PROMPT: Count the lines in the entries below that contain the string "header", and reply with that number alone.

GIVEN RECORDS:
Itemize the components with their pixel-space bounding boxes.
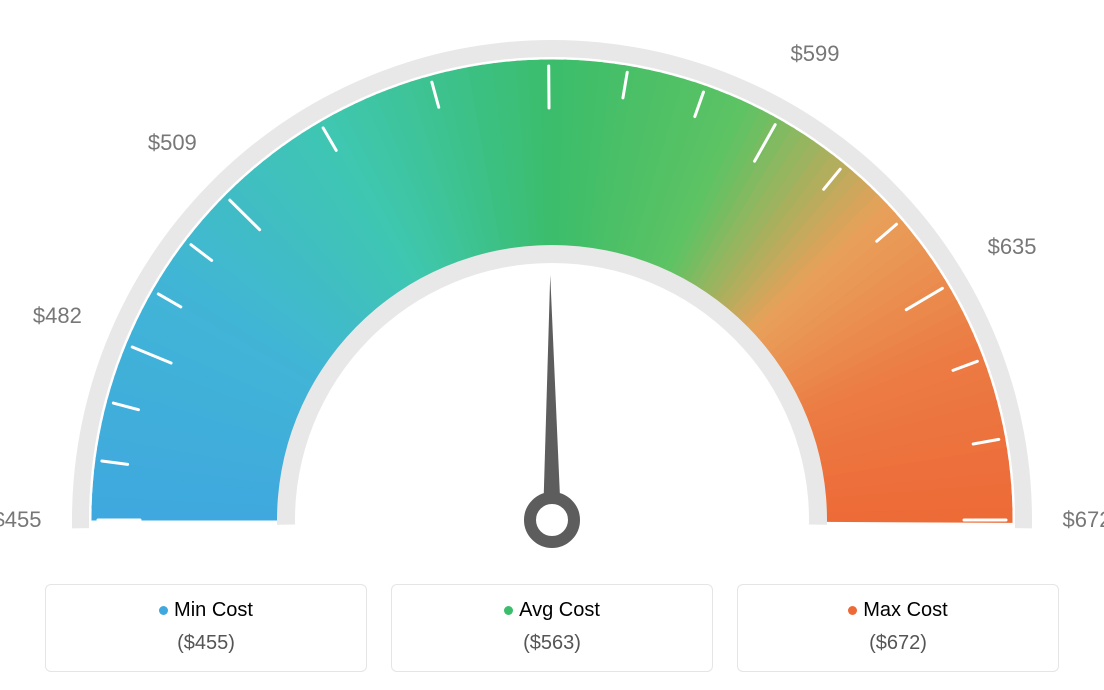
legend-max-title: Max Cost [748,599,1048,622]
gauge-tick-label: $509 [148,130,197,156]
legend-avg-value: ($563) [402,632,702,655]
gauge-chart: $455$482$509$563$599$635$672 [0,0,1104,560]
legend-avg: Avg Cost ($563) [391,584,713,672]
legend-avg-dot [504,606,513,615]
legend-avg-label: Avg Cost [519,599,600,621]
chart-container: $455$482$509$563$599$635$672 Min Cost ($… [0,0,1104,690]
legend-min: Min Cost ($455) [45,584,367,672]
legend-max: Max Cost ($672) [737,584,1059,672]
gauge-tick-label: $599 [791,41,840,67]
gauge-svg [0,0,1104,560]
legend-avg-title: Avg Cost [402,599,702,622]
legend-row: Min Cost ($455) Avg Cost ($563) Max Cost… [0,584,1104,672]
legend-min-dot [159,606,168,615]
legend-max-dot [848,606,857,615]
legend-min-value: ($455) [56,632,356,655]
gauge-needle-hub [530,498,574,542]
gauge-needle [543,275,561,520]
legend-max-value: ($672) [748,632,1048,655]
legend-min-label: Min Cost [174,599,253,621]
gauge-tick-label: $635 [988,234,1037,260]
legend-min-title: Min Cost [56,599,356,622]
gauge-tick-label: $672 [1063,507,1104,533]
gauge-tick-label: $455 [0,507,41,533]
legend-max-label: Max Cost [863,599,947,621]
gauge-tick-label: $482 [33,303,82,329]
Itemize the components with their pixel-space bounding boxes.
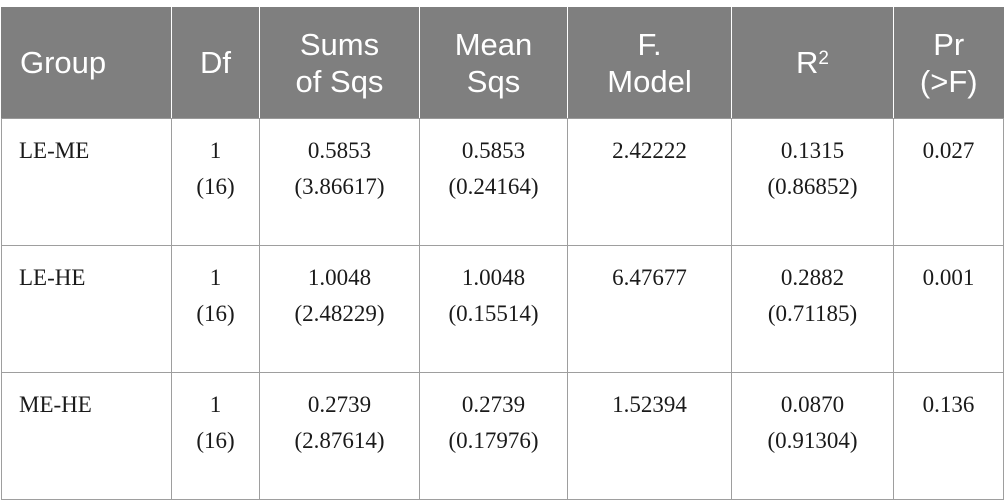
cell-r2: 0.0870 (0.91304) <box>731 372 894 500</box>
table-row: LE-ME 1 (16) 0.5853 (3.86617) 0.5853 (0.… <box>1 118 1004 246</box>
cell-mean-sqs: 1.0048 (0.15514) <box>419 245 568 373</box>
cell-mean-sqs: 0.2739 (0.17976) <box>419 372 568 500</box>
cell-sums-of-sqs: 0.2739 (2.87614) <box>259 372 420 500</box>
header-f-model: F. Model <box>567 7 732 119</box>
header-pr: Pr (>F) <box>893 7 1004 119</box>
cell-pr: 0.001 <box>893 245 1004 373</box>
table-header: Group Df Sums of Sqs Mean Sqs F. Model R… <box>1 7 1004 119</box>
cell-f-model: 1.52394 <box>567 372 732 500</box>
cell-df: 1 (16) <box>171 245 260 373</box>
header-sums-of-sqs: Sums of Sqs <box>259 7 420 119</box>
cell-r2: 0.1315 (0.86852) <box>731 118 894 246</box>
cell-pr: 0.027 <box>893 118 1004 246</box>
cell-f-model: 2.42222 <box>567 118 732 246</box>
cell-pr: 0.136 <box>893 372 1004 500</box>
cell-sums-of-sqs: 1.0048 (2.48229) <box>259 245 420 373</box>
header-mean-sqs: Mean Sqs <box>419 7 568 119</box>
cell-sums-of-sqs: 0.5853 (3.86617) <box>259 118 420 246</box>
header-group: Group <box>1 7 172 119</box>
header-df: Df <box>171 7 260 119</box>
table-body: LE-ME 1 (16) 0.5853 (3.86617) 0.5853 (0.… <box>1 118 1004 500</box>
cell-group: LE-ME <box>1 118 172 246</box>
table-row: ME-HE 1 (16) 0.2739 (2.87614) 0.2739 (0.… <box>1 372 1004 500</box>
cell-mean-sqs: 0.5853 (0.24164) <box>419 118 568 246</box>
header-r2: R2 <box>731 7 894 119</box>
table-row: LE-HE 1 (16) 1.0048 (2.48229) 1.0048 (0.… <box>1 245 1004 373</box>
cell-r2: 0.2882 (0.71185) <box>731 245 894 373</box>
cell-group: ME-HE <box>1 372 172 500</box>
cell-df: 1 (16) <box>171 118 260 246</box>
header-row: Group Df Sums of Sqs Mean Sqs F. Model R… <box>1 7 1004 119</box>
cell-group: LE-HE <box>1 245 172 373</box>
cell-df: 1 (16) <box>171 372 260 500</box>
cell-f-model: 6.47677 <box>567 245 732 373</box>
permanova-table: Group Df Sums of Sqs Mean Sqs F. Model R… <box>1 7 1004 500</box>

--

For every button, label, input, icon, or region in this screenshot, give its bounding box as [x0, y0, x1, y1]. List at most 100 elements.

RESPONSE: 9